Stated task: Only the number is wanted: how many lines in the data contain "diff"?

Records provided:
──────────────────────────────
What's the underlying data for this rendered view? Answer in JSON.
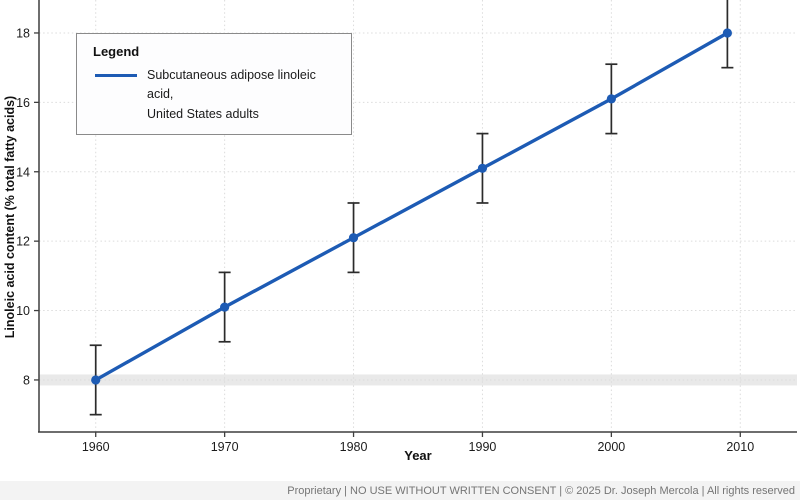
{
  "page": {
    "background": "#ffffff"
  },
  "legend": {
    "title": "Legend",
    "entry_line1": "Subcutaneous adipose linoleic acid,",
    "entry_line2": "United States adults"
  },
  "footer": {
    "text": "Proprietary | NO USE WITHOUT WRITTEN CONSENT | © 2025 Dr. Joseph Mercola | All rights reserved"
  },
  "chart_data": {
    "type": "line",
    "title": "",
    "xlabel": "Year",
    "ylabel": "Linoleic acid content (% total fatty acids)",
    "x": [
      1960,
      1970,
      1980,
      1990,
      2000,
      2009
    ],
    "series": [
      {
        "name": "Subcutaneous adipose linoleic acid, United States adults",
        "values": [
          8.0,
          10.1,
          12.1,
          14.1,
          16.1,
          18.0
        ],
        "error_bars": [
          1.0,
          1.0,
          1.0,
          1.0,
          1.0,
          1.0
        ],
        "color": "#1d5bb4"
      }
    ],
    "x_ticks": [
      1960,
      1970,
      1980,
      1990,
      2000,
      2010
    ],
    "y_ticks": [
      8,
      10,
      12,
      14,
      16,
      18
    ],
    "xlim": [
      1955.6,
      2014.4
    ],
    "ylim": [
      6.5,
      18.95
    ],
    "grid": "dotted-both",
    "grid_color": "#dcdcdc",
    "axis_color": "#3f3f3f",
    "tick_label_color": "#1c1c1c",
    "error_bar_color": "#2b2b2b",
    "reference_band": {
      "value": 8.0,
      "color": "#e9e9e9"
    },
    "legend_position": "top-left"
  }
}
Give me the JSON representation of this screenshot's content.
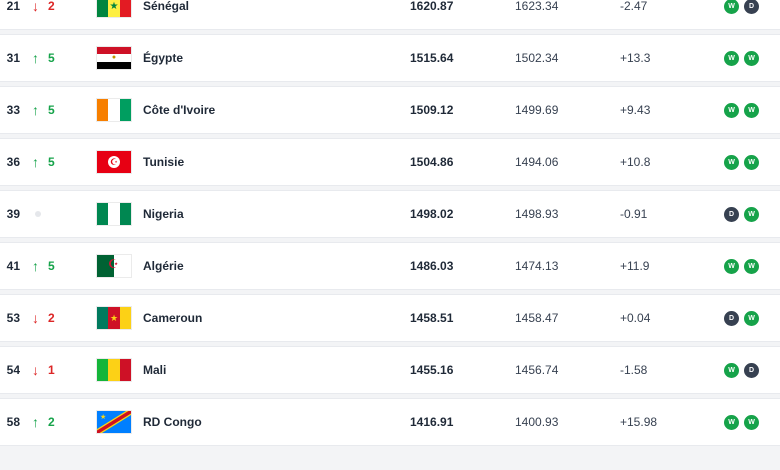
{
  "rows": [
    {
      "rank": "21",
      "move_dir": "down",
      "move_val": "2",
      "country": "Sénégal",
      "points": "1620.87",
      "previous": "1623.34",
      "diff": "-2.47",
      "form": [
        "W",
        "D"
      ],
      "flag": "senegal"
    },
    {
      "rank": "31",
      "move_dir": "up",
      "move_val": "5",
      "country": "Égypte",
      "points": "1515.64",
      "previous": "1502.34",
      "diff": "+13.3",
      "form": [
        "W",
        "W"
      ],
      "flag": "egypt"
    },
    {
      "rank": "33",
      "move_dir": "up",
      "move_val": "5",
      "country": "Côte d'Ivoire",
      "points": "1509.12",
      "previous": "1499.69",
      "diff": "+9.43",
      "form": [
        "W",
        "W"
      ],
      "flag": "ivory-coast"
    },
    {
      "rank": "36",
      "move_dir": "up",
      "move_val": "5",
      "country": "Tunisie",
      "points": "1504.86",
      "previous": "1494.06",
      "diff": "+10.8",
      "form": [
        "W",
        "W"
      ],
      "flag": "tunisia"
    },
    {
      "rank": "39",
      "move_dir": "same",
      "move_val": "",
      "country": "Nigeria",
      "points": "1498.02",
      "previous": "1498.93",
      "diff": "-0.91",
      "form": [
        "D",
        "W"
      ],
      "flag": "nigeria"
    },
    {
      "rank": "41",
      "move_dir": "up",
      "move_val": "5",
      "country": "Algérie",
      "points": "1486.03",
      "previous": "1474.13",
      "diff": "+11.9",
      "form": [
        "W",
        "W"
      ],
      "flag": "algeria"
    },
    {
      "rank": "53",
      "move_dir": "down",
      "move_val": "2",
      "country": "Cameroun",
      "points": "1458.51",
      "previous": "1458.47",
      "diff": "+0.04",
      "form": [
        "D",
        "W"
      ],
      "flag": "cameroon"
    },
    {
      "rank": "54",
      "move_dir": "down",
      "move_val": "1",
      "country": "Mali",
      "points": "1455.16",
      "previous": "1456.74",
      "diff": "-1.58",
      "form": [
        "W",
        "D"
      ],
      "flag": "mali"
    },
    {
      "rank": "58",
      "move_dir": "up",
      "move_val": "2",
      "country": "RD Congo",
      "points": "1416.91",
      "previous": "1400.93",
      "diff": "+15.98",
      "form": [
        "W",
        "W"
      ],
      "flag": "dr-congo"
    }
  ],
  "colors": {
    "win": "#16a34a",
    "draw": "#374151",
    "up": "#16a34a",
    "down": "#dc2626"
  }
}
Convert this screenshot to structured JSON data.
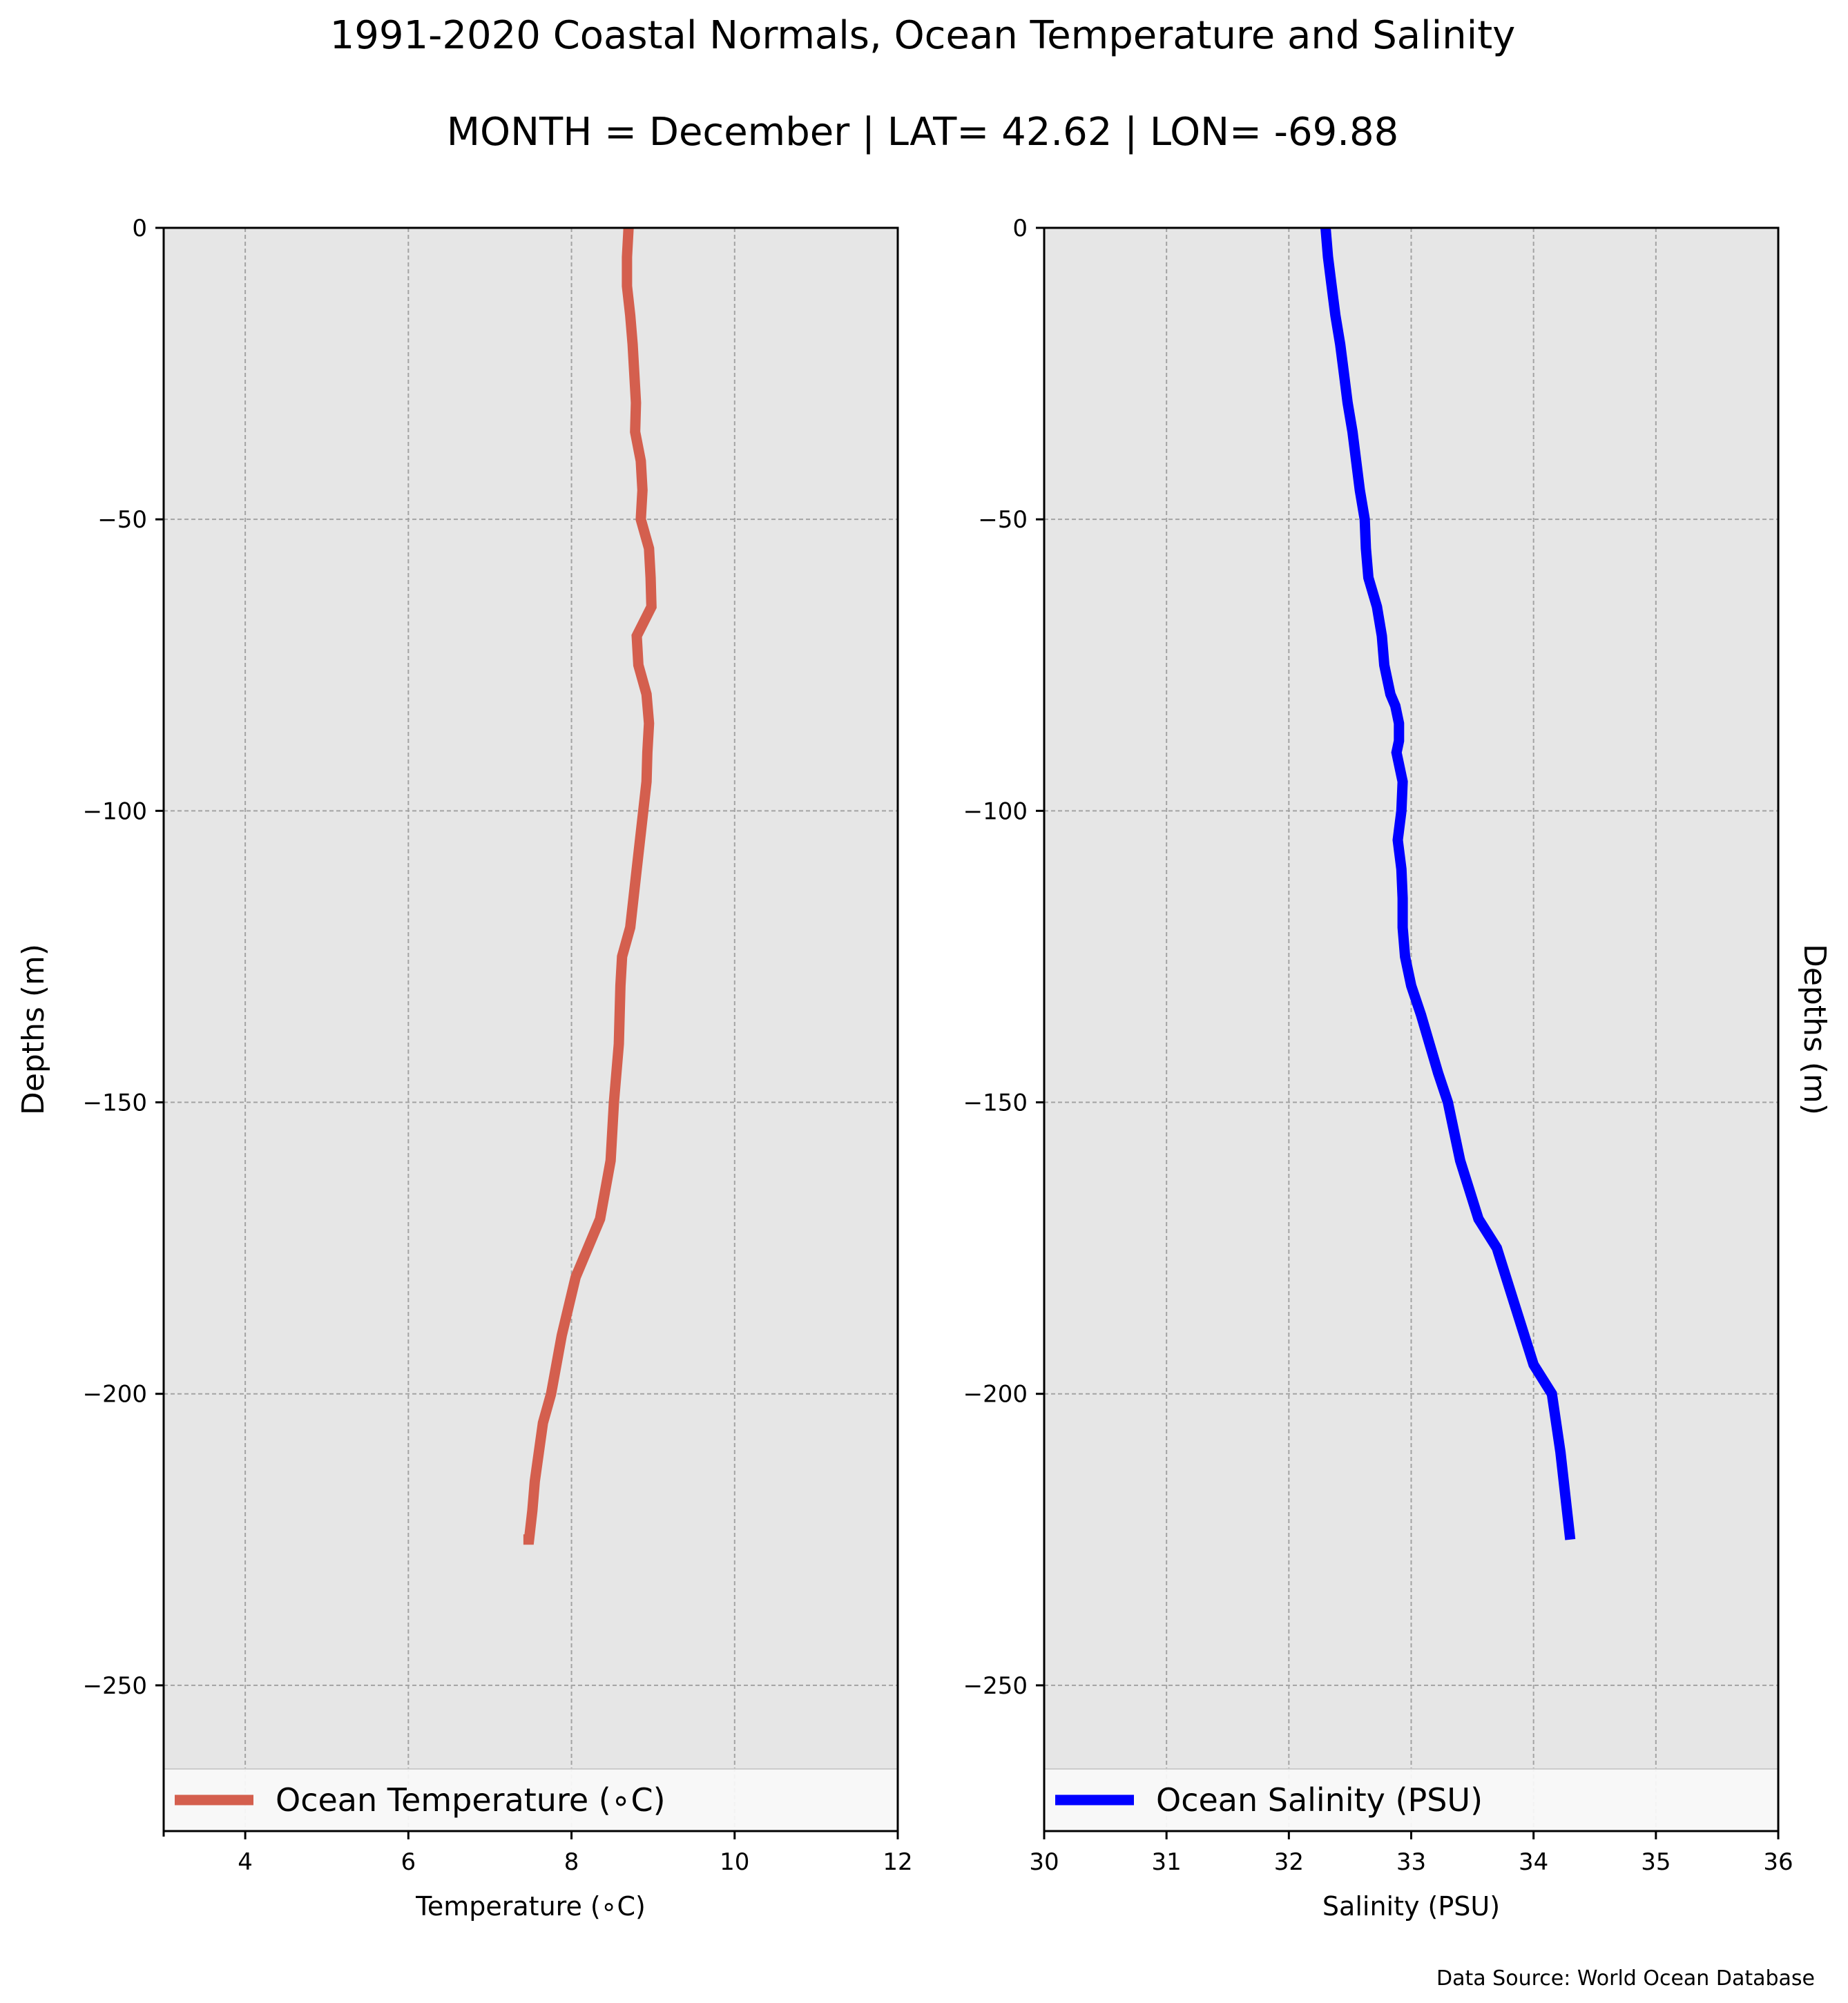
{
  "figure": {
    "title": "1991-2020 Coastal Normals, Ocean Temperature and Salinity",
    "subtitle": "MONTH = December | LAT= 42.62 | LON= -69.88",
    "source": "Data Source: World Ocean Database"
  },
  "chart_data": [
    {
      "type": "line",
      "orientation": "profile",
      "xlabel": "Temperature ($^\\circ$C)",
      "xlabel_display": "Temperature (∘C)",
      "ylabel": "Depths (m)",
      "xlim": [
        3,
        12
      ],
      "ylim": [
        -275,
        0
      ],
      "x_ticks": [
        4,
        6,
        8,
        10,
        12
      ],
      "y_ticks": [
        0,
        -50,
        -100,
        -150,
        -200,
        -250
      ],
      "y_tick_labels": [
        "0",
        "−50",
        "−100",
        "−150",
        "−200",
        "−250"
      ],
      "grid": true,
      "background": "#e6e6e6",
      "legend_position": "bottom",
      "series": [
        {
          "name": "Ocean Temperature (∘C)",
          "color": "#d45f4e",
          "x": [
            8.7,
            8.68,
            8.68,
            8.72,
            8.75,
            8.77,
            8.79,
            8.78,
            8.85,
            8.87,
            8.85,
            8.95,
            8.97,
            8.98,
            8.8,
            8.82,
            8.92,
            8.95,
            8.93,
            8.92,
            8.88,
            8.8,
            8.72,
            8.62,
            8.6,
            8.58,
            8.52,
            8.48,
            8.35,
            8.2,
            8.05,
            7.88,
            7.75,
            7.65,
            7.6,
            7.55,
            7.52,
            7.48,
            7.45,
            7.43,
            7.42,
            7.41,
            7.41
          ],
          "y": [
            0,
            -5,
            -10,
            -15,
            -20,
            -25,
            -30,
            -35,
            -40,
            -45,
            -50,
            -55,
            -60,
            -65,
            -70,
            -75,
            -80,
            -85,
            -90,
            -95,
            -100,
            -110,
            -120,
            -125,
            -130,
            -140,
            -150,
            -160,
            -170,
            -175,
            -180,
            -190,
            -200,
            -205,
            -210,
            -215,
            -220,
            -225,
            -225,
            -225,
            -225,
            -225,
            -225
          ]
        }
      ]
    },
    {
      "type": "line",
      "orientation": "profile",
      "xlabel": "Salinity (PSU)",
      "ylabel": "Depths (m)",
      "xlim": [
        30,
        36
      ],
      "ylim": [
        -275,
        0
      ],
      "x_ticks": [
        30,
        31,
        32,
        33,
        34,
        35,
        36
      ],
      "y_ticks": [
        0,
        -50,
        -100,
        -150,
        -200,
        -250
      ],
      "y_tick_labels": [
        "0",
        "−50",
        "−100",
        "−150",
        "−200",
        "−250"
      ],
      "grid": true,
      "background": "#e6e6e6",
      "legend_position": "bottom",
      "series": [
        {
          "name": "Ocean Salinity (PSU)",
          "color": "#0000ff",
          "x": [
            32.3,
            32.32,
            32.35,
            32.38,
            32.42,
            32.45,
            32.48,
            32.52,
            32.55,
            32.58,
            32.62,
            32.63,
            32.65,
            32.72,
            32.76,
            32.78,
            32.83,
            32.87,
            32.9,
            32.9,
            32.88,
            32.93,
            32.92,
            32.89,
            32.92,
            32.93,
            32.93,
            32.95,
            33.0,
            33.08,
            33.15,
            33.22,
            33.3,
            33.35,
            33.4,
            33.55,
            33.7,
            33.85,
            34.0,
            34.15,
            34.22,
            34.3
          ],
          "y": [
            0,
            -5,
            -10,
            -15,
            -20,
            -25,
            -30,
            -35,
            -40,
            -45,
            -50,
            -55,
            -60,
            -65,
            -70,
            -75,
            -80,
            -82,
            -85,
            -88,
            -90,
            -95,
            -100,
            -105,
            -110,
            -115,
            -120,
            -125,
            -130,
            -135,
            -140,
            -145,
            -150,
            -155,
            -160,
            -170,
            -175,
            -185,
            -195,
            -200,
            -210,
            -225
          ]
        }
      ]
    }
  ]
}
──────────────────────────────
Response: 9